(Stated problem):
Type out the data exactly as given. Skip any image.

[BEGIN]

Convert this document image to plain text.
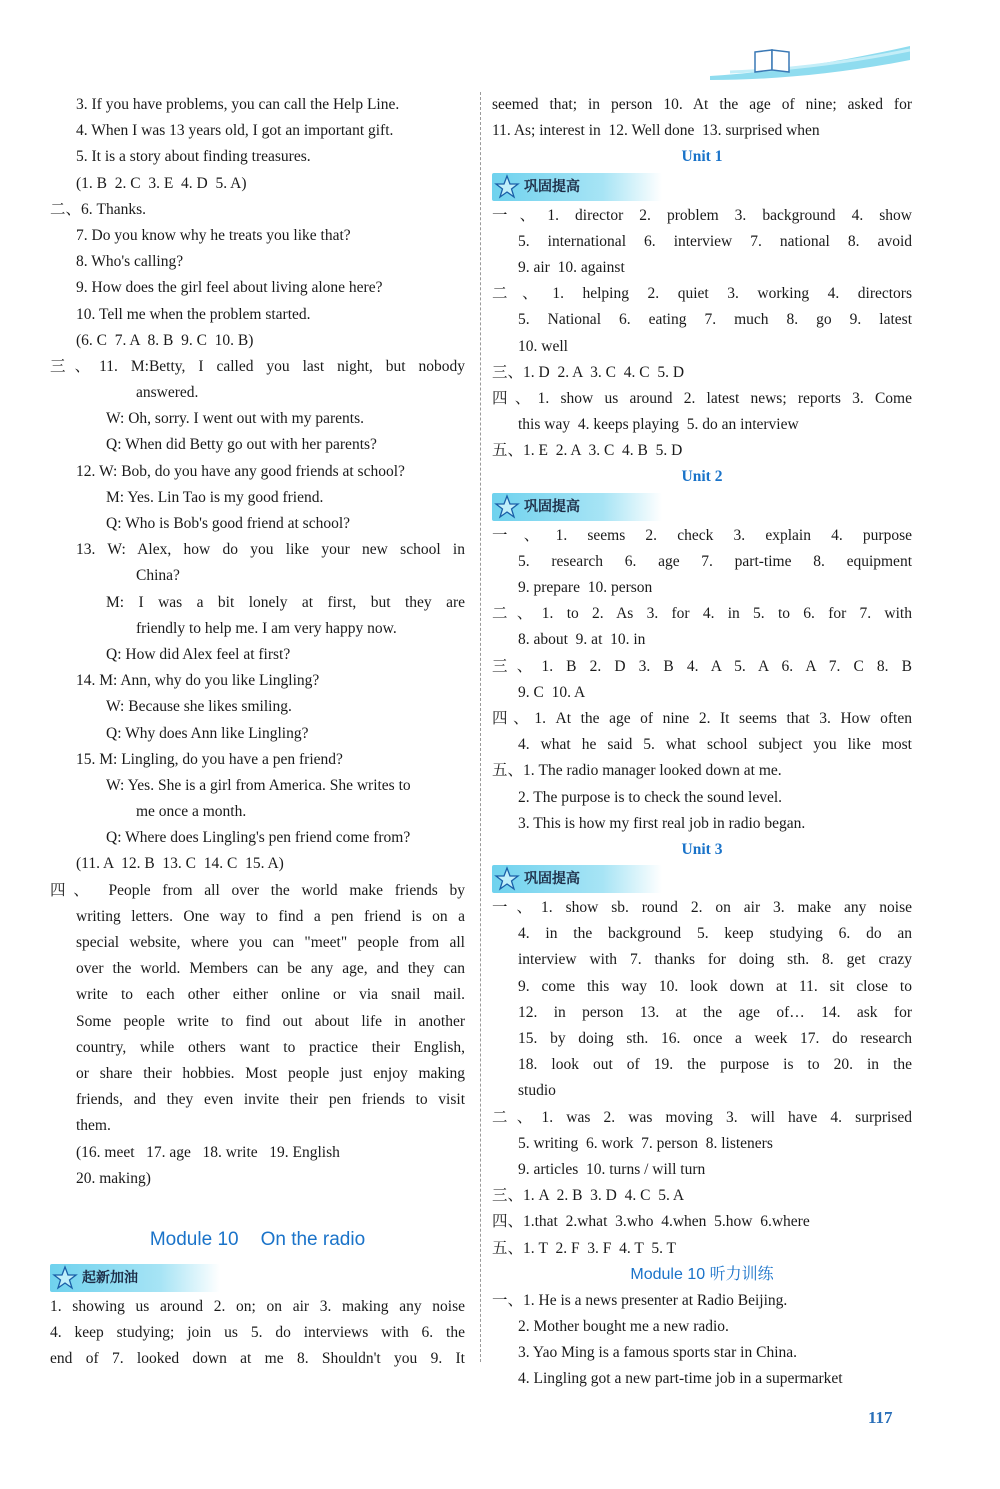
3. If you have problems, you can call the Help Line.
4. When I was 13 years old, I got an important gift.
5. It is a story about finding treasures.
(1. B  2. C  3. E  4. D  5. A)
二、6. Thanks.
7. Do you know why he treats you like that?
8. Who's calling?
9. How does the girl feel about living alone here?
10. Tell me when the problem started.
(6. C  7. A  8. B  9. C  10. B)
三、11. M:Betty, I called you last night, but nobody
answered.
W: Oh, sorry. I went out with my parents.
Q: When did Betty go out with her parents?
12. W: Bob, do you have any good friends at school?
M: Yes. Lin Tao is my good friend.
Q: Who is Bob's good friend at school?
13. W: Alex, how do you like your new school in
China?
M: I was a bit lonely at first, but they are
friendly to help me. I am very happy now.
Q: How did Alex feel at first?
14. M: Ann, why do you like Lingling?
W: Because she likes smiling.
Q: Why does Ann like Lingling?
15. M: Lingling, do you have a pen friend?
W: Yes. She is a girl from America. She writes to
me once a month.
Q: Where does Lingling's pen friend come from?
(11. A  12. B  13. C  14. C  15. A)
四、 People from all over the world make friends by
writing letters. One way to find a pen friend is on a
special website, where you can "meet" people from all
over the world. Members can be any age, and they can
write to each other either online or via snail mail.
Some people write to find out about life in another
country, while others want to practice their English,
or share their hobbies. Most people just enjoy making
friends, and they even invite their pen friends to visit
them.
(16. meet   17. age   18. write   19. English
20. making)
Module 10 On the radio
起新加油
1. showing us around 2. on; on air 3. making any noise
4. keep studying; join us 5. do interviews with 6. the
end of 7. looked down at me 8. Shouldn't you 9. It
seemed that; in person 10. At the age of nine; asked for
11. As; interest in  12. Well done  13. surprised when
Unit 1
巩固提高
一、1. director 2. problem 3. background 4. show
5. international 6. interview 7. national 8. avoid
9. air  10. against
二、1. helping 2. quiet 3. working 4. directors
5. National 6. eating 7. much 8. go 9. latest
10. well
三、1. D  2. A  3. C  4. C  5. D
四、1. show us around 2. latest news; reports 3. Come
this way  4. keeps playing  5. do an interview
五、1. E  2. A  3. C  4. B  5. D
Unit 2
巩固提高
一、1. seems 2. check 3. explain 4. purpose
5. research 6. age 7. part-time 8. equipment
9. prepare  10. person
二、1. to 2. As 3. for 4. in 5. to 6. for 7. with
8. about  9. at  10. in
三、1. B 2. D 3. B 4. A 5. A 6. A 7. C 8. B
9. C  10. A
四、1. At the age of nine 2. It seems that 3. How often
4. what he said 5. what school subject you like most
五、1. The radio manager looked down at me.
2. The purpose is to check the sound level.
3. This is how my first real job in radio began.
Unit 3
巩固提高
一、1. show sb. round 2. on air 3. make any noise
4. in the background 5. keep studying 6. do an
interview with 7. thanks for doing sth. 8. get crazy
9. come this way 10. look down at 11. sit close to
12. in person 13. at the age of… 14. ask for
15. by doing sth. 16. once a week 17. do research
18. look out of 19. the purpose is to 20. in the
studio
二、1. was 2. was moving 3. will have 4. surprised
5. writing  6. work  7. person  8. listeners
9. articles  10. turns / will turn
三、1. A  2. B  3. D  4. C  5. A
四、1.that  2.what  3.who  4.when  5.how  6.where
五、1. T  2. F  3. F  4. T  5. T
Module 10 听力训练
一、1. He is a news presenter at Radio Beijing.
2. Mother bought me a new radio.
3. Yao Ming is a famous sports star in China.
4. Lingling got a new part-time job in a supermarket
117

[END]

(Solution below):
Convert this document image to plain text.
3. If you have problems, you can call the Help Line.
4. When I was 13 years old, I got an important gift.
5. It is a story about finding treasures.
(1. B  2. C  3. E  4. D  5. A)
二、6. Thanks.
7. Do you know why he treats you like that?
8. Who's calling?
9. How does the girl feel about living alone here?
10. Tell me when the problem started.
(6. C  7. A  8. B  9. C  10. B)
三、11. M:Betty, I called you last night, but nobody
answered.
W: Oh, sorry. I went out with my parents.
Q: When did Betty go out with her parents?
12. W: Bob, do you have any good friends at school?
M: Yes. Lin Tao is my good friend.
Q: Who is Bob's good friend at school?
13. W: Alex, how do you like your new school in
China?
M: I was a bit lonely at first, but they are
friendly to help me. I am very happy now.
Q: How did Alex feel at first?
14. M: Ann, why do you like Lingling?
W: Because she likes smiling.
Q: Why does Ann like Lingling?
15. M: Lingling, do you have a pen friend?
W: Yes. She is a girl from America. She writes to
me once a month.
Q: Where does Lingling's pen friend come from?
(11. A  12. B  13. C  14. C  15. A)
四、 People from all over the world make friends by
writing letters. One way to find a pen friend is on a
special website, where you can "meet" people from all
over the world. Members can be any age, and they can
write to each other either online or via snail mail.
Some people write to find out about life in another
country, while others want to practice their English,
or share their hobbies. Most people just enjoy making
friends, and they even invite their pen friends to visit
them.
(16. meet   17. age   18. write   19. English
20. making)
Module 10 On the radio
起新加油
1. showing us around 2. on; on air 3. making any noise
4. keep studying; join us 5. do interviews with 6. the
end of 7. looked down at me 8. Shouldn't you 9. It
seemed that; in person 10. At the age of nine; asked for
11. As; interest in  12. Well done  13. surprised when
Unit 1
巩固提高
一、1. director 2. problem 3. background 4. show
5. international 6. interview 7. national 8. avoid
9. air  10. against
二、1. helping 2. quiet 3. working 4. directors
5. National 6. eating 7. much 8. go 9. latest
10. well
三、1. D  2. A  3. C  4. C  5. D
四、1. show us around 2. latest news; reports 3. Come
this way  4. keeps playing  5. do an interview
五、1. E  2. A  3. C  4. B  5. D
Unit 2
巩固提高
一、1. seems 2. check 3. explain 4. purpose
5. research 6. age 7. part-time 8. equipment
9. prepare  10. person
二、1. to 2. As 3. for 4. in 5. to 6. for 7. with
8. about  9. at  10. in
三、1. B 2. D 3. B 4. A 5. A 6. A 7. C 8. B
9. C  10. A
四、1. At the age of nine 2. It seems that 3. How often
4. what he said 5. what school subject you like most
五、1. The radio manager looked down at me.
2. The purpose is to check the sound level.
3. This is how my first real job in radio began.
Unit 3
巩固提高
一、1. show sb. round 2. on air 3. make any noise
4. in the background 5. keep studying 6. do an
interview with 7. thanks for doing sth. 8. get crazy
9. come this way 10. look down at 11. sit close to
12. in person 13. at the age of… 14. ask for
15. by doing sth. 16. once a week 17. do research
18. look out of 19. the purpose is to 20. in the
studio
二、1. was 2. was moving 3. will have 4. surprised
5. writing  6. work  7. person  8. listeners
9. articles  10. turns / will turn
三、1. A  2. B  3. D  4. C  5. A
四、1.that  2.what  3.who  4.when  5.how  6.where
五、1. T  2. F  3. F  4. T  5. T
Module 10 听力训练
一、1. He is a news presenter at Radio Beijing.
2. Mother bought me a new radio.
3. Yao Ming is a famous sports star in China.
4. Lingling got a new part-time job in a supermarket
117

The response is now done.